> **Data listing**:
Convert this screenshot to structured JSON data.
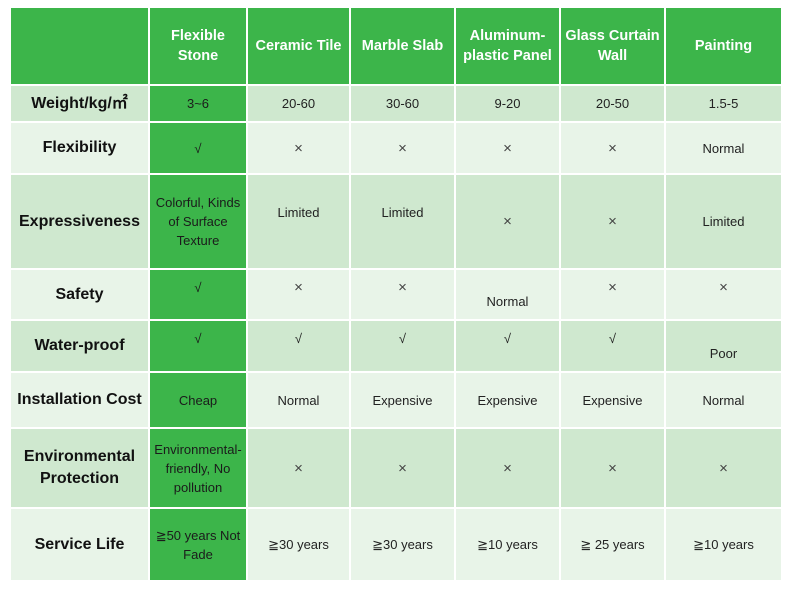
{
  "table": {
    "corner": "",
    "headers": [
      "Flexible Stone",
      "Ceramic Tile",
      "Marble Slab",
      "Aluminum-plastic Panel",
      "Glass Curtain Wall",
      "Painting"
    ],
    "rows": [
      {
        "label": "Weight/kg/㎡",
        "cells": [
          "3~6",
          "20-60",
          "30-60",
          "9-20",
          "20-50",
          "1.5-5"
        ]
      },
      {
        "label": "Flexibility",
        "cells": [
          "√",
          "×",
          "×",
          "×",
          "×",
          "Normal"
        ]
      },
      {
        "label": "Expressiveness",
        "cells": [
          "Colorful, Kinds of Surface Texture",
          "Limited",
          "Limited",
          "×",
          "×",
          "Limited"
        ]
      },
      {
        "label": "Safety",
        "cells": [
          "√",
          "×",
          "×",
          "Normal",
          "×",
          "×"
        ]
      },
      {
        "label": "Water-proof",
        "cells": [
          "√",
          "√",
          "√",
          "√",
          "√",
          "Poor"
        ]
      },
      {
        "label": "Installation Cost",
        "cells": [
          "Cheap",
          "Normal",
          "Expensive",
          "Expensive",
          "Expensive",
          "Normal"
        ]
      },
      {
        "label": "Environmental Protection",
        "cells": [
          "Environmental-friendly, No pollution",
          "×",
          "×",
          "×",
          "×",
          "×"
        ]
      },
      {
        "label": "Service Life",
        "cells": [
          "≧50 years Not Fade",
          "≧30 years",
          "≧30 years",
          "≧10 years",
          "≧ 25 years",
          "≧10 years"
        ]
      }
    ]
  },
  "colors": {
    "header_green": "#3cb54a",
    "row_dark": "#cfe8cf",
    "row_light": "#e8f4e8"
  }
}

> **What you are asked to do**: Find the lines holding "Environmental" and list every one.

> **Answer to this exercise**:
        "label": "Environmental Protection",
          "Environmental-friendly, No pollution",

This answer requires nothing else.